_PAGE EXCERPT:_
————————

He married Ellen Fox and had two children: a son, Anthony, and a daughter. He is stated to have been still alive in 1611, but probably died the following year, as his widow soon afterwards brought a lawsuit concerning trespass by a neighbour's cattle, which had strayed onto the Bryskett lands at Macmine and damaged the crops. His son Anthony (died 1646) emigrated to the West Indies, settled in Montserrat, and became the first Governor of the colony.

==Literary friendship==
Bryskett is more interesting as the friend of Sidney and Spenser than as an Irish official. His chief original literary work was a translation from the Italian of Baptista Giraldo's philosophical treatise, which he entitled A Discourse of Civill Life, containing the Ethike Part of Morall Philosophie. It was not published till 1606, but was certainly written full twenty years earlier.
(There are two editions, both dated 1606—one printed for W. Aspley and the other for E. Blount.) The book is dedicated to Lord Grey, and opens with an Introduction which is of unique interest in English literature.

————————

_INSTRUCTIONS:_
1 - Repeat the Bryskett passage word for word, beginning at the words "(There are two" and stopping after "in English literature.".
2 - According to the Bryskett passage, which colony did his son Anthony become the first Governor of?
The entries that follow come from a different source than the Bryskett passage.

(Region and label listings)
————————

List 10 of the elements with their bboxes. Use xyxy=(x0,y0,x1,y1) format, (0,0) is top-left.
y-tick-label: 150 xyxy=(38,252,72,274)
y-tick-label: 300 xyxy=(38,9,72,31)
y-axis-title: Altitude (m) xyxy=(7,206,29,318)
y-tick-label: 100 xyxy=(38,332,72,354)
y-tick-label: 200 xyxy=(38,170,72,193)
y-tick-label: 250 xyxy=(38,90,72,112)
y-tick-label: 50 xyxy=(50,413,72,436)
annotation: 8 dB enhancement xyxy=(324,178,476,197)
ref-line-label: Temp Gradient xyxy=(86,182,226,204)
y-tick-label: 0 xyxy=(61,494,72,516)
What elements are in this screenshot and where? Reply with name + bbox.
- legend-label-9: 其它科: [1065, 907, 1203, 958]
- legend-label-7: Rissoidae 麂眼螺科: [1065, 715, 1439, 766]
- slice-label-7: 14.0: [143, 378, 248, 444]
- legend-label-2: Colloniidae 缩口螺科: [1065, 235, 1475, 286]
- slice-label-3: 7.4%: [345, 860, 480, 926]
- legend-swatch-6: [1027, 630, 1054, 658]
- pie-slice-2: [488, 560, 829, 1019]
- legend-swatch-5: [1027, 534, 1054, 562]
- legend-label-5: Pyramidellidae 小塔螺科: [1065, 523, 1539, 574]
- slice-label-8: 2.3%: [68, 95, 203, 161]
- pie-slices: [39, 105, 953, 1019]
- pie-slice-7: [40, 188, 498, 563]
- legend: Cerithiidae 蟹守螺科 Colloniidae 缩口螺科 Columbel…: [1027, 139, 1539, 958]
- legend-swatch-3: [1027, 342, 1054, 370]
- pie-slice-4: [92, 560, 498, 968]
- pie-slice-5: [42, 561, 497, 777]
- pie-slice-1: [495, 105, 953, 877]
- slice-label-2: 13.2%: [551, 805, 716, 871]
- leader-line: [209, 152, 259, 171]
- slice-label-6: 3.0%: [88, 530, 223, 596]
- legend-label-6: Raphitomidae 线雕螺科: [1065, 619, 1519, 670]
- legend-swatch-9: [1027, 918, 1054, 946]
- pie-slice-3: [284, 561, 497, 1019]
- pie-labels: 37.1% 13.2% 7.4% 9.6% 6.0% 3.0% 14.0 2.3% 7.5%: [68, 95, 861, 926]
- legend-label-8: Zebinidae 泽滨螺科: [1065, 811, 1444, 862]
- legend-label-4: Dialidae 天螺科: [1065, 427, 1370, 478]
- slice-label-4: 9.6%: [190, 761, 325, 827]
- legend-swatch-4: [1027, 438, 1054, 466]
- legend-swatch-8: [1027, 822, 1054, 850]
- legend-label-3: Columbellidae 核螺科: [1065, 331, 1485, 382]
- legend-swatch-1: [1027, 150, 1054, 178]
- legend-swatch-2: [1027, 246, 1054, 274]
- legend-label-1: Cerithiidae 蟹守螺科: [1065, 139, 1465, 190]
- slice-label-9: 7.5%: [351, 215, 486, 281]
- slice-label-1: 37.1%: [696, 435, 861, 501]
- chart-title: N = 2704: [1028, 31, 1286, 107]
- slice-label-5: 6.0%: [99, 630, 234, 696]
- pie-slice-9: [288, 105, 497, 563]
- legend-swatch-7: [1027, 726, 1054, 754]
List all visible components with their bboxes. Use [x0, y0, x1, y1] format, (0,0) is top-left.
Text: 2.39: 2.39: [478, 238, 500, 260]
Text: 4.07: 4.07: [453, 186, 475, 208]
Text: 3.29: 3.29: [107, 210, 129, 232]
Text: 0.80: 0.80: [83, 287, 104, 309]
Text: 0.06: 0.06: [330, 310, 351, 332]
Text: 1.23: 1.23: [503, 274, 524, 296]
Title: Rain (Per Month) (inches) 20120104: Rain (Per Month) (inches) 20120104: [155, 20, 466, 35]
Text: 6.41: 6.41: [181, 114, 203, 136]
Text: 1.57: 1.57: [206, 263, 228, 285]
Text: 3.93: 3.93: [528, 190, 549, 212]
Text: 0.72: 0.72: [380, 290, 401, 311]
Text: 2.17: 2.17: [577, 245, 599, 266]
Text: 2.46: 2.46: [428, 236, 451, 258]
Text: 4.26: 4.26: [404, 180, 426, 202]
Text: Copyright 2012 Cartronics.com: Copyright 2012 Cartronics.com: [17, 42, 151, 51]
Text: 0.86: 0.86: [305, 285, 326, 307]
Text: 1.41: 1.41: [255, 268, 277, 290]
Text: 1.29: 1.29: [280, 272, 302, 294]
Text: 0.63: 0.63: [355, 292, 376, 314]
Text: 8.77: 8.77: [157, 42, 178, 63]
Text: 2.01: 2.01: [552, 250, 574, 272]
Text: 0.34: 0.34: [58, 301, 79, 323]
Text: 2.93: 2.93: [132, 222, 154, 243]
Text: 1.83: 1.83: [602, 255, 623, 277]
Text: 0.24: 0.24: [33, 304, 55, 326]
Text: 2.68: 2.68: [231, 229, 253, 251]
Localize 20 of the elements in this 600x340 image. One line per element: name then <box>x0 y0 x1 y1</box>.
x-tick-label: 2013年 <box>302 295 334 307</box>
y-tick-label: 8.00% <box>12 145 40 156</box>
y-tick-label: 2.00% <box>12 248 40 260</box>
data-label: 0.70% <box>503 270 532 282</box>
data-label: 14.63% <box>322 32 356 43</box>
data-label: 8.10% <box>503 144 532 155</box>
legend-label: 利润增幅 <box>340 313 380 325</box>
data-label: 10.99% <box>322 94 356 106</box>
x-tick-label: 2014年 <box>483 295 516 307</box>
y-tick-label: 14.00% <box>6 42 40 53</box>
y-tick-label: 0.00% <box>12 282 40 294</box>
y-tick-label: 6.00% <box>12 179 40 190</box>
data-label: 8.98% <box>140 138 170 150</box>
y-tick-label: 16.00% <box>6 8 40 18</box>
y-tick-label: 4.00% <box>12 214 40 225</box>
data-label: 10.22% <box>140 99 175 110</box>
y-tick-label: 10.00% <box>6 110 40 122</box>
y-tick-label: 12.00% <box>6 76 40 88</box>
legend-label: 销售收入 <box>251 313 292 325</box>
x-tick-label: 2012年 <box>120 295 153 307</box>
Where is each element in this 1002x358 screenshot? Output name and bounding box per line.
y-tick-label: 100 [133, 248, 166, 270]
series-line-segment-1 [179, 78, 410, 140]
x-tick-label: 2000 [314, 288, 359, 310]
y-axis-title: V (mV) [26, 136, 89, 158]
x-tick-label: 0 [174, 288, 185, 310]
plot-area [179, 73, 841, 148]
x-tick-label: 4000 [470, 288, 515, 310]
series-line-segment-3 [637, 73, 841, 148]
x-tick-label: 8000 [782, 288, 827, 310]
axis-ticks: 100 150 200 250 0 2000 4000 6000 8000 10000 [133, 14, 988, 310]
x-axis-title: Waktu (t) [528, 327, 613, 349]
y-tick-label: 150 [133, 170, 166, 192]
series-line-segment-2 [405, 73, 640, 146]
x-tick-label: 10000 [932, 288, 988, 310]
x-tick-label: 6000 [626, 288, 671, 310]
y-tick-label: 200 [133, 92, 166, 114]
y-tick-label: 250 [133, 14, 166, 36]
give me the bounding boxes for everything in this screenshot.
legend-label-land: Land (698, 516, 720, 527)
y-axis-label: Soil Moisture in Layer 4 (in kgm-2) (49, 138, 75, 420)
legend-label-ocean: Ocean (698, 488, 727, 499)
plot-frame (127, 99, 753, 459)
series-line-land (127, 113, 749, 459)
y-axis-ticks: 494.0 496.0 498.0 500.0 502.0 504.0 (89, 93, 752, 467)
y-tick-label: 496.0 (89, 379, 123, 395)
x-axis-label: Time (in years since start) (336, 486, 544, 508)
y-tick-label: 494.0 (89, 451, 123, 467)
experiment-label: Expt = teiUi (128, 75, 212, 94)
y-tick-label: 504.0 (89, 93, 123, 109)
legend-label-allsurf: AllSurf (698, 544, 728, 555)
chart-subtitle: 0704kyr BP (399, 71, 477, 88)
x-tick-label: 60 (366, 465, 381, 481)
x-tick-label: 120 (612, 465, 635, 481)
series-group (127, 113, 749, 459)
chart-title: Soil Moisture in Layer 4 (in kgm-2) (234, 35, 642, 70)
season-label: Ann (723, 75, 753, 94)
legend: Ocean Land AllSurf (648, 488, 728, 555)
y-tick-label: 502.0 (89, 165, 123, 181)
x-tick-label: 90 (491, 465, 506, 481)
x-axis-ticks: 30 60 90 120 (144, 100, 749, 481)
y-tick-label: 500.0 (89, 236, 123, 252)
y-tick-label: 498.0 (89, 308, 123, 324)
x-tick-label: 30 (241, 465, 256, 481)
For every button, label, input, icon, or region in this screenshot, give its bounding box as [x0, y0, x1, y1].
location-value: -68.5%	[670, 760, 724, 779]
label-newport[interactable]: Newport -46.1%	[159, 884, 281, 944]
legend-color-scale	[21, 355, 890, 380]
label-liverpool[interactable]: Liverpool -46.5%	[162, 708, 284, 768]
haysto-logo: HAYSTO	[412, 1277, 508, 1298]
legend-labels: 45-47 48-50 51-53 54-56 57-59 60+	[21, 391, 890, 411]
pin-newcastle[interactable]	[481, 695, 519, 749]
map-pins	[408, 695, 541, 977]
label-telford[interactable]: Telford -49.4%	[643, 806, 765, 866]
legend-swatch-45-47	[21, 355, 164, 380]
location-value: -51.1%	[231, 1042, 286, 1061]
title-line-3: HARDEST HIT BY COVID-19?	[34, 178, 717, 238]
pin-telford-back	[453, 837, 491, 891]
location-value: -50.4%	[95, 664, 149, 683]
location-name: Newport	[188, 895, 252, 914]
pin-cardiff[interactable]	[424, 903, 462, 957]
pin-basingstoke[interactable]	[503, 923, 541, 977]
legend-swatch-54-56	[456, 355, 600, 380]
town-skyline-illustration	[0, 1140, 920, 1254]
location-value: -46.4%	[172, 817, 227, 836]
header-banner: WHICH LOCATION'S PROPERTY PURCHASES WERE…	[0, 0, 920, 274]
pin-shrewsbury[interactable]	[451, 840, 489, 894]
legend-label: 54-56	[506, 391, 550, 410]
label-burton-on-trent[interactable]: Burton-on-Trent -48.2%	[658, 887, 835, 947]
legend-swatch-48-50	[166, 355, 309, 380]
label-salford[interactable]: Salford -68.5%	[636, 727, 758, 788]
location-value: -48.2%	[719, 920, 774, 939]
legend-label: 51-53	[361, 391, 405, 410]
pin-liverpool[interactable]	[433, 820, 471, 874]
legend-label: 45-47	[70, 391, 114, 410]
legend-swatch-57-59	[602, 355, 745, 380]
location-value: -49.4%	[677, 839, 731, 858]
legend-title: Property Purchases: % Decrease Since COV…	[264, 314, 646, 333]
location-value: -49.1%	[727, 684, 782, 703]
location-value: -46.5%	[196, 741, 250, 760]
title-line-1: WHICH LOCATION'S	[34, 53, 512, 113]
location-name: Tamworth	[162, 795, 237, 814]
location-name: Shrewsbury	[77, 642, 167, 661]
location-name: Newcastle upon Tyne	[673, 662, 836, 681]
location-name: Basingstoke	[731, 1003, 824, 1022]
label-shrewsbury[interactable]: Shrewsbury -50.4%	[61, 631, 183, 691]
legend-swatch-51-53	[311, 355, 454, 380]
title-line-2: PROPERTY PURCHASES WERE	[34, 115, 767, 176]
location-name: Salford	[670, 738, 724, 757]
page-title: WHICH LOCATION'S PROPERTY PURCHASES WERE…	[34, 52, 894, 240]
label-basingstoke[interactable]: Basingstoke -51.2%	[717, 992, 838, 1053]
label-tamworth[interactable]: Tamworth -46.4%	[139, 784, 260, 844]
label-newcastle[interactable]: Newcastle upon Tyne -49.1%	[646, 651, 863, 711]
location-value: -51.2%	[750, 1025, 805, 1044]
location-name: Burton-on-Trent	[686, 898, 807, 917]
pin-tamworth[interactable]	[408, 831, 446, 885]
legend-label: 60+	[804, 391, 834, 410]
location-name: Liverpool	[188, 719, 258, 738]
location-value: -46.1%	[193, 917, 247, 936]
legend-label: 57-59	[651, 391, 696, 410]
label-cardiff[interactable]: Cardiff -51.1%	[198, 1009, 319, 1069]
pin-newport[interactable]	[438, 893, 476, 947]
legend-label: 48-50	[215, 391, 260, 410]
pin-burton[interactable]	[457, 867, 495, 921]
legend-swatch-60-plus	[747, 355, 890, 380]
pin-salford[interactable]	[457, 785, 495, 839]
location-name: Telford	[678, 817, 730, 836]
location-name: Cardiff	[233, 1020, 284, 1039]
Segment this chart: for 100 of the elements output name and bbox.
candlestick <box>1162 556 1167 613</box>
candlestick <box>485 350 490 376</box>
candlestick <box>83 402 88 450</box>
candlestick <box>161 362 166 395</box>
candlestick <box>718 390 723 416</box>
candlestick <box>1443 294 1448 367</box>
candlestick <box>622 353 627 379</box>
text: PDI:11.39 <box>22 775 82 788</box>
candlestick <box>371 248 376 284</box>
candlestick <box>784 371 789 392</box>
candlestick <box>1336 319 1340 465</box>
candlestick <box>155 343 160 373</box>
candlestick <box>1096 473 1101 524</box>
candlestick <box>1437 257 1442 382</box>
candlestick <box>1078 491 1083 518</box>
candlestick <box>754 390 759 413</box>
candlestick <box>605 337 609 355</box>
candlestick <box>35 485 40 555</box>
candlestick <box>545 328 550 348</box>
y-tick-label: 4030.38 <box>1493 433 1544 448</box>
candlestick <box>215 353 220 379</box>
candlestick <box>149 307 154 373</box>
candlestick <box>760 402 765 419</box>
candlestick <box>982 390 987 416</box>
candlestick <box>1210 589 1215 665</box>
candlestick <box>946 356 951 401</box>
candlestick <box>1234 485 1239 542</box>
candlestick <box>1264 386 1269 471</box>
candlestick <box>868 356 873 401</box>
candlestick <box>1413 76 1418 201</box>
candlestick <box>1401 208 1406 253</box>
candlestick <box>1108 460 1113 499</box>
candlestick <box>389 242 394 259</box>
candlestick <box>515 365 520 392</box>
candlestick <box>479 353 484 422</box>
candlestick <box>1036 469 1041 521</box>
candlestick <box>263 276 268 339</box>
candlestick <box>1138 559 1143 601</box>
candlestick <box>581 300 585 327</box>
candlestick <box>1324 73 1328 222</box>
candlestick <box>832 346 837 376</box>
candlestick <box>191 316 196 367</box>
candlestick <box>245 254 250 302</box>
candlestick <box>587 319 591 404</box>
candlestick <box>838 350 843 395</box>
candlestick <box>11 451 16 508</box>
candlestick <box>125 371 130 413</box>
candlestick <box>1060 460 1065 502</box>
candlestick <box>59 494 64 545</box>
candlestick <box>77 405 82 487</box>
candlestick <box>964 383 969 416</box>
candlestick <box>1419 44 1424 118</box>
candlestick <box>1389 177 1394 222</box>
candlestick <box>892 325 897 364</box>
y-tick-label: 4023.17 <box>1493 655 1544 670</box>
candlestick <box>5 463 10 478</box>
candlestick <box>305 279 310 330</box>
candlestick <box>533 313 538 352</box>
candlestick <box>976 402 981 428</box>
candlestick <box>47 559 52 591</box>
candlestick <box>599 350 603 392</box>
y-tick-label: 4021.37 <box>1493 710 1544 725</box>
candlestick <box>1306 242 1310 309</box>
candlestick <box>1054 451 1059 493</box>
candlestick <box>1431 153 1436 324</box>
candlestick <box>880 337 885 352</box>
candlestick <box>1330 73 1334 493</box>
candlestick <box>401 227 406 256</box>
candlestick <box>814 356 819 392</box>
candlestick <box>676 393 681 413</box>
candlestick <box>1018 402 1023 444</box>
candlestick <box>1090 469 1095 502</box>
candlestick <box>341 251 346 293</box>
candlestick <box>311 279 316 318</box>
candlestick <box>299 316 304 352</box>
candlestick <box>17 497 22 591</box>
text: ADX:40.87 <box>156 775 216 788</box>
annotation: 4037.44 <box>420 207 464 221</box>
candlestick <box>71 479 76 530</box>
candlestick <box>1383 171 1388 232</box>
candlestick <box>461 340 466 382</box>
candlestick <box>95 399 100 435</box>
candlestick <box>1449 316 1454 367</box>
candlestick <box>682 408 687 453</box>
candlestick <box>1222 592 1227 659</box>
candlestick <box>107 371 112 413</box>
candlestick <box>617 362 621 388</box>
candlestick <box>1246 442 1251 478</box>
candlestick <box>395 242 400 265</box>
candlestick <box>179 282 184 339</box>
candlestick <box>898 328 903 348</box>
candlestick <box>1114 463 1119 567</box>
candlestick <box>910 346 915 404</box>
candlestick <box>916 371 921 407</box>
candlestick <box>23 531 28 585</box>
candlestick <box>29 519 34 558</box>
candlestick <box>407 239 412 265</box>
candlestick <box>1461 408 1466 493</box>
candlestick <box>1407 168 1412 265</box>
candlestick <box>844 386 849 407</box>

————————

_TASK ANSWERS:_
1 -
(There are two editions, both dated 1606—one printed for W. Aspley and the other for E. Blount.) The book is dedicated to Lord Grey, and opens with an Introduction which is of unique interest in English literature.

2 - Montserrat